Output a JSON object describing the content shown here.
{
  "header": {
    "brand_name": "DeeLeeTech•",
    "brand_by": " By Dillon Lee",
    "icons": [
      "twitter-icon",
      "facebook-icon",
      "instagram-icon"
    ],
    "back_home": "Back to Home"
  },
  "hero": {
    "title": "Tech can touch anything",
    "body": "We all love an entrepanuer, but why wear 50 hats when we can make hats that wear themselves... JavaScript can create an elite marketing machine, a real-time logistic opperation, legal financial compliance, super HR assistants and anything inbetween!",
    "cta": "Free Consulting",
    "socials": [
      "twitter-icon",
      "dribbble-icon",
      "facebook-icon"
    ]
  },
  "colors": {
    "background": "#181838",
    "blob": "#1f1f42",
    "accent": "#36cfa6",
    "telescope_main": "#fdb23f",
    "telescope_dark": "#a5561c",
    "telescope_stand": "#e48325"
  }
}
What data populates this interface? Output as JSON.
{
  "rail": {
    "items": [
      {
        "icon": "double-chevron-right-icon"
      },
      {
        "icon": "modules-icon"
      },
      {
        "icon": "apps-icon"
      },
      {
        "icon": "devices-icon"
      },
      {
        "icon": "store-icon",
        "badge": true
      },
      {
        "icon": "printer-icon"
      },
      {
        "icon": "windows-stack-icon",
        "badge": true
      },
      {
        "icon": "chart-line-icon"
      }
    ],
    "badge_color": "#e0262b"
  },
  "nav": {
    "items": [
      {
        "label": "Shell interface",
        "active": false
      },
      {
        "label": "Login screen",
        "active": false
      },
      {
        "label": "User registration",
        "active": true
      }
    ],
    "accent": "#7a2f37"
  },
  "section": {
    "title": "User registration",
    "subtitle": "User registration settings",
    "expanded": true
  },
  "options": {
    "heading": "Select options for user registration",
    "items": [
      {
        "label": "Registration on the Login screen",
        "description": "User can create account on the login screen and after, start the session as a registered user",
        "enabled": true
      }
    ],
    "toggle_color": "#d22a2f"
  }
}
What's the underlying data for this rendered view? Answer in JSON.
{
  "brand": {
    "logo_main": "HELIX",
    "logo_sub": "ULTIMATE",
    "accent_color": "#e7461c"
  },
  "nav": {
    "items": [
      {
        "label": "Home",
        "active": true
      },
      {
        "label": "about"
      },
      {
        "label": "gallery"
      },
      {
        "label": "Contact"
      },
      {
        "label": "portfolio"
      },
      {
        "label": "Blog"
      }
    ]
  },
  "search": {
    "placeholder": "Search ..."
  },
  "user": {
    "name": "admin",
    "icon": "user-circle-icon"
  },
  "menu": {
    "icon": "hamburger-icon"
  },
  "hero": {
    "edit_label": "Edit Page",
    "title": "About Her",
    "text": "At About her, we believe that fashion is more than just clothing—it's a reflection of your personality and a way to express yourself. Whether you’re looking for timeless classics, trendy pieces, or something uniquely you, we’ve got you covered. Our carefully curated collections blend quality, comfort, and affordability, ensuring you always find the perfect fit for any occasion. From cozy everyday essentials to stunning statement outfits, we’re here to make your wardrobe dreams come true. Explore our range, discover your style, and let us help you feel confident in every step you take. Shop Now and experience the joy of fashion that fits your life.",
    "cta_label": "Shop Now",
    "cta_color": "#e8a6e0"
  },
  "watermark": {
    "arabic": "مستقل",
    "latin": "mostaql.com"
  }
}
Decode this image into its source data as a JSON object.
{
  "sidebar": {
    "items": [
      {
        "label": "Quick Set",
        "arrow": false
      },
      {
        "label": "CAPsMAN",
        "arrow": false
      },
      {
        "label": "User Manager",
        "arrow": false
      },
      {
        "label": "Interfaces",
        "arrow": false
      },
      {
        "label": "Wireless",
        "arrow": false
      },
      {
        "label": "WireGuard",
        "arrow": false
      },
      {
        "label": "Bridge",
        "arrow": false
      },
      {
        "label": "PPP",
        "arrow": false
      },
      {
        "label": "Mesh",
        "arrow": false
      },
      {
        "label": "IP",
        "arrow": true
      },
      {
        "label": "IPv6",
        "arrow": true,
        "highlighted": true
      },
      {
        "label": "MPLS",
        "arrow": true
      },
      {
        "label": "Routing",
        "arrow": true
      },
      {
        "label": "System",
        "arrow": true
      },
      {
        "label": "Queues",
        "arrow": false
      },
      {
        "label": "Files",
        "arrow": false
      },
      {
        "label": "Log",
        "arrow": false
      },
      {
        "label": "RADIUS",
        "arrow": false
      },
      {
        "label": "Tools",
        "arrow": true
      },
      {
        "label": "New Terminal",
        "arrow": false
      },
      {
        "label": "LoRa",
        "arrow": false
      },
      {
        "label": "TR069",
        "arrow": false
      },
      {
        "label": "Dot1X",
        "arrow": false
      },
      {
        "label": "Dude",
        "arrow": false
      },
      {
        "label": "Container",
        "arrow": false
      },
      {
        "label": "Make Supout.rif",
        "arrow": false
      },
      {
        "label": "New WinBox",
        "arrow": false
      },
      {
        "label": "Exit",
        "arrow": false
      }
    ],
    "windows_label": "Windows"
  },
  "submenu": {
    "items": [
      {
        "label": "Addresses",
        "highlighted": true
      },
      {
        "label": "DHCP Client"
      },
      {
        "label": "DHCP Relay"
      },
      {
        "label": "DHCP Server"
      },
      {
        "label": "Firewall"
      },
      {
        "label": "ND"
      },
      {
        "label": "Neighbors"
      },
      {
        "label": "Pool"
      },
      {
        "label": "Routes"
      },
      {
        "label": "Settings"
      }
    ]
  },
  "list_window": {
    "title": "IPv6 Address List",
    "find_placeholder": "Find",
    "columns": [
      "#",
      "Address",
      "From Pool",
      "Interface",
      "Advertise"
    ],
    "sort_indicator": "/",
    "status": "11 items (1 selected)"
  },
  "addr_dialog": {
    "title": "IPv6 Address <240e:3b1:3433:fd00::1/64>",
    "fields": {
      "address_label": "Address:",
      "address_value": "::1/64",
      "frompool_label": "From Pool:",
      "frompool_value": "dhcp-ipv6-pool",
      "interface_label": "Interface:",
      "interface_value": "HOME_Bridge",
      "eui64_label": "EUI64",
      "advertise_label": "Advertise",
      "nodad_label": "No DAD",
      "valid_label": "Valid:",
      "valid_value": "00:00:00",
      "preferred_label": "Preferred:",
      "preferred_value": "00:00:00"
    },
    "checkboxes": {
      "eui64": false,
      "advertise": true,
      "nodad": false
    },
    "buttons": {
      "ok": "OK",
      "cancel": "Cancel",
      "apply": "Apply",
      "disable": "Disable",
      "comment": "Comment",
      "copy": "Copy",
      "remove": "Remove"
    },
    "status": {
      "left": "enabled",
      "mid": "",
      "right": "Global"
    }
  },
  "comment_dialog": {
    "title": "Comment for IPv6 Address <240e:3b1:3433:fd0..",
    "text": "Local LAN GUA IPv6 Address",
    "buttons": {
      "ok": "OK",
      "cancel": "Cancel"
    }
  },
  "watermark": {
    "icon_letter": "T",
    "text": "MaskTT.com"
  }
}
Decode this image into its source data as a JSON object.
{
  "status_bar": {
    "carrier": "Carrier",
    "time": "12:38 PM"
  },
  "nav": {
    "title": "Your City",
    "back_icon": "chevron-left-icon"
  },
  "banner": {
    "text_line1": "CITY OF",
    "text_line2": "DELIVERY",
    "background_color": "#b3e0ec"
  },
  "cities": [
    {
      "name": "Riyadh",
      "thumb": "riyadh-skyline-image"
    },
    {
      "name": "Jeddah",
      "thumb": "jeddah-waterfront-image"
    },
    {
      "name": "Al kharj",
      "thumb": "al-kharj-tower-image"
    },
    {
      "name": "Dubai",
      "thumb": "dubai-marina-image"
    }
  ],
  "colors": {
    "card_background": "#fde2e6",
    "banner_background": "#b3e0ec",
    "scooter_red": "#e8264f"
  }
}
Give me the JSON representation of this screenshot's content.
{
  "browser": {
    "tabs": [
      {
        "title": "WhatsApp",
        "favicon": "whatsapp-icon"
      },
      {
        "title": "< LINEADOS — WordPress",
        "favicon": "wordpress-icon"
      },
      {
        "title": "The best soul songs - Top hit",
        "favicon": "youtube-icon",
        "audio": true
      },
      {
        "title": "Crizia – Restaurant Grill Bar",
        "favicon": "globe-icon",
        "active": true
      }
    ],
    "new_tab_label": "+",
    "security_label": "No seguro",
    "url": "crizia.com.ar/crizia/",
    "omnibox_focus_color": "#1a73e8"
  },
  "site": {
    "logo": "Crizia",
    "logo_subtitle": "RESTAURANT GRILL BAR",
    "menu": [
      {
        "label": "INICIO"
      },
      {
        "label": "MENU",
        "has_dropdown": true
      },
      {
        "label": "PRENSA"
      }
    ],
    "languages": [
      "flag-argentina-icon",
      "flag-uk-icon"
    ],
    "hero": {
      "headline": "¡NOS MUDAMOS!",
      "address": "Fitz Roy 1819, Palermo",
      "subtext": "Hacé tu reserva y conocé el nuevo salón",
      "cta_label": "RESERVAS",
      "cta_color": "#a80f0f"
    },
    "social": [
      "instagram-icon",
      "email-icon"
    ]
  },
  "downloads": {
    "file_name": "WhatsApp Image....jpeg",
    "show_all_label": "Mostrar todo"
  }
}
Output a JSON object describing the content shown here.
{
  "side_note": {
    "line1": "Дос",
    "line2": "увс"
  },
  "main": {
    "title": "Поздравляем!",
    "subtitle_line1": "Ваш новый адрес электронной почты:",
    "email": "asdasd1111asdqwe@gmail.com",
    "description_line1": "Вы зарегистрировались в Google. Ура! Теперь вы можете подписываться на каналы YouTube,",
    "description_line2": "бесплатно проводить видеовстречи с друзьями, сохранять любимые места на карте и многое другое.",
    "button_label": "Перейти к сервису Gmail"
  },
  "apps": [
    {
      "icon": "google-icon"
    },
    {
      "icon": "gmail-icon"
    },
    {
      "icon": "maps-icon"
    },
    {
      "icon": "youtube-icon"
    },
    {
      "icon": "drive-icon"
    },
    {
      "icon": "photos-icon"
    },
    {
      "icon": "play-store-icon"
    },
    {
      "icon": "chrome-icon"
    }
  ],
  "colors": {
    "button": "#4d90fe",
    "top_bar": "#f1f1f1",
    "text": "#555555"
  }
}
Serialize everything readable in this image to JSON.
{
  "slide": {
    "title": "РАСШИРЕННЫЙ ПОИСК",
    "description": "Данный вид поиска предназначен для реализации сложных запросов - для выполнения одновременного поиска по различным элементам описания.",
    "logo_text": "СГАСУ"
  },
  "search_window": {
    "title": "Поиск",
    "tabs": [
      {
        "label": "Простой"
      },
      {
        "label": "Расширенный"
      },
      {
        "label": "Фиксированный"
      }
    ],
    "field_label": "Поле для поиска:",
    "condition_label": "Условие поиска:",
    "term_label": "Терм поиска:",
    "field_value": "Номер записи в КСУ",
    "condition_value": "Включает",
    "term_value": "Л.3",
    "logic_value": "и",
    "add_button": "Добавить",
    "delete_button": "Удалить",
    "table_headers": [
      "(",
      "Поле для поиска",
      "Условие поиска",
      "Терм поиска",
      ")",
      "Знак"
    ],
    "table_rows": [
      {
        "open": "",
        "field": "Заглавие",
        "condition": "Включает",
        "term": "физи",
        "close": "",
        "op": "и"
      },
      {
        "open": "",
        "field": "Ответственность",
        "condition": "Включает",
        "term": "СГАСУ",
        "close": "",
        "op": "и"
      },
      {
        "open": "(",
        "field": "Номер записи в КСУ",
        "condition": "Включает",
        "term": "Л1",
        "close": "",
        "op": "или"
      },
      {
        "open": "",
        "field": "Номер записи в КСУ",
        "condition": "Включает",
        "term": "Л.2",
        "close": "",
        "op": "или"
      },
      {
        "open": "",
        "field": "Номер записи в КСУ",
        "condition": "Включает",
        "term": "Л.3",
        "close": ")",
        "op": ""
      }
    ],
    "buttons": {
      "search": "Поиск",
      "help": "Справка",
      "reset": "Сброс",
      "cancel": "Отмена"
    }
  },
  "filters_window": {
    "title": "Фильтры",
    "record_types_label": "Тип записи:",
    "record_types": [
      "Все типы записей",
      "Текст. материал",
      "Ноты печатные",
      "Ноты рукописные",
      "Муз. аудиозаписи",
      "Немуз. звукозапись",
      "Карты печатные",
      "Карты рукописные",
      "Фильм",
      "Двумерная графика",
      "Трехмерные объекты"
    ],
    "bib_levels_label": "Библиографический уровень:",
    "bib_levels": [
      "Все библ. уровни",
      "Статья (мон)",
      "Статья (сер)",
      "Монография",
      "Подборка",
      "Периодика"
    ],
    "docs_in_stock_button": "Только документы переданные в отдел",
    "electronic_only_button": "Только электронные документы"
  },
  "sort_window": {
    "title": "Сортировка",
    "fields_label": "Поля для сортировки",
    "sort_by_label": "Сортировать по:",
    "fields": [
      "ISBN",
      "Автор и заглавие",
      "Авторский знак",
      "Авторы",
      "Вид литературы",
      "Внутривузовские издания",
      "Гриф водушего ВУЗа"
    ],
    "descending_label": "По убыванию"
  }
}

────

Find all lines with "options" in them and copy each one.

Written response →
  "options": {
    "heading": "Select options for user registration",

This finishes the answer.